(What to produce):
Reproduce verbatim the data from its first line through the line that contains "panel-label: (A) — [9, 27, 91, 93]", including both of these lines.
— Start —
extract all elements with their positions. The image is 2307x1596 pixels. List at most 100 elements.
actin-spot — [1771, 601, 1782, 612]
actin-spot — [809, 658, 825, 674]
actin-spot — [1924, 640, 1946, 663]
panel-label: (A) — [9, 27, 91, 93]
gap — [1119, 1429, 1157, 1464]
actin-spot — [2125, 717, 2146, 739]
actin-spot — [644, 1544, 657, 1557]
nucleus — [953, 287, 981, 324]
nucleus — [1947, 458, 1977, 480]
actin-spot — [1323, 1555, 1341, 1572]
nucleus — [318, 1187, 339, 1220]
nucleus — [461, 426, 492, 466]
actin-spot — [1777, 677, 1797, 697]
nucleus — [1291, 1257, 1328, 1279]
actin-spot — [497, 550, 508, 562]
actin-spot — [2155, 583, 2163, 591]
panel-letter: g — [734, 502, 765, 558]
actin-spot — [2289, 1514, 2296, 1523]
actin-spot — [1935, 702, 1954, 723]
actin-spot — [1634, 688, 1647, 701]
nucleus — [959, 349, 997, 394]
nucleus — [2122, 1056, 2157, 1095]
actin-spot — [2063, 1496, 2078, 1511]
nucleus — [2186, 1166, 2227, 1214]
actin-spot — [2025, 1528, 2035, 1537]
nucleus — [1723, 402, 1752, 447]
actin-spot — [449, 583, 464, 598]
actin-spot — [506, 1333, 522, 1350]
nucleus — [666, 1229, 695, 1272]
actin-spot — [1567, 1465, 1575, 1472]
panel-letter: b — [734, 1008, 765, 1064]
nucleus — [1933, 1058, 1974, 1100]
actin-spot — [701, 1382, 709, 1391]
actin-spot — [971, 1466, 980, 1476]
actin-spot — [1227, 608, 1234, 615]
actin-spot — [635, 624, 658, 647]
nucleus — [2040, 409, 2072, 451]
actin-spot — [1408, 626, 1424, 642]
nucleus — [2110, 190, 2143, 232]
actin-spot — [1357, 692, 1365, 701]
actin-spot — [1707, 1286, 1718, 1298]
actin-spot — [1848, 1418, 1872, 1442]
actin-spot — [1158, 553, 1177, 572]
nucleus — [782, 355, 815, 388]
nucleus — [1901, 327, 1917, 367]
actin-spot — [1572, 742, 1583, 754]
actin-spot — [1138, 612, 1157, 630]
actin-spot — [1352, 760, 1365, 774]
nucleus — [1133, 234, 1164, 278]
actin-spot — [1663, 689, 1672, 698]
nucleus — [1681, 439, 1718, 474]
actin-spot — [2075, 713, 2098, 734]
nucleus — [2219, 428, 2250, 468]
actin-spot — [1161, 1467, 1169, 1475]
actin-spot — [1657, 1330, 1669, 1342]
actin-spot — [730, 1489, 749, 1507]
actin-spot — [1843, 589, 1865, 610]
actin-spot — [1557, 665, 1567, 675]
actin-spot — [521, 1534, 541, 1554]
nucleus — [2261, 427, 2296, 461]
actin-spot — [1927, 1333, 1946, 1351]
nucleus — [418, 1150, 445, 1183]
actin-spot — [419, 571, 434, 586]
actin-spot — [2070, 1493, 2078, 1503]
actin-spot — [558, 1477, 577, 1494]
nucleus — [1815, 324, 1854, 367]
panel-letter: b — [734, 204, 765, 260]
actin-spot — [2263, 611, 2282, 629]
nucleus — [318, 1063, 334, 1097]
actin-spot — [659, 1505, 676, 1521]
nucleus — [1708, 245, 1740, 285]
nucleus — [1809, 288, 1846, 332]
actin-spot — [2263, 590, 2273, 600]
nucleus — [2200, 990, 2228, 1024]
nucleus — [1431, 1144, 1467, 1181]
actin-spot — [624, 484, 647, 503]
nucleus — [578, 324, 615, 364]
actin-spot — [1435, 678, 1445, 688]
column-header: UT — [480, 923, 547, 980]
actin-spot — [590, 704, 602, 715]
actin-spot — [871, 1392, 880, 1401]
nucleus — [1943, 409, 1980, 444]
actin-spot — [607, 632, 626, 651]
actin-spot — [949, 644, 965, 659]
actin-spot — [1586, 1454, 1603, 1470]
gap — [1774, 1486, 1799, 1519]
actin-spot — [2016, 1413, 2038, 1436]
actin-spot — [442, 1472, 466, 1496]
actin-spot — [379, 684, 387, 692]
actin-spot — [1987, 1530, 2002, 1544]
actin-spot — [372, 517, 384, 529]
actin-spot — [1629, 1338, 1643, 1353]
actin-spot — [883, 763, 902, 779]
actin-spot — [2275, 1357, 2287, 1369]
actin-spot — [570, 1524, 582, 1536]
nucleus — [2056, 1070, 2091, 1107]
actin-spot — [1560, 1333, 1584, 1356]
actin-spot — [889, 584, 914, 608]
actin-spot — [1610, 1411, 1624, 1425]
— End —
(Result of this exercise):
extract all elements with their positions. The image is 2307x1596 pixels. List at most 100 elements.
actin-spot — [1771, 601, 1782, 612]
actin-spot — [809, 658, 825, 674]
actin-spot — [1924, 640, 1946, 663]
panel-label: (A) — [9, 27, 91, 93]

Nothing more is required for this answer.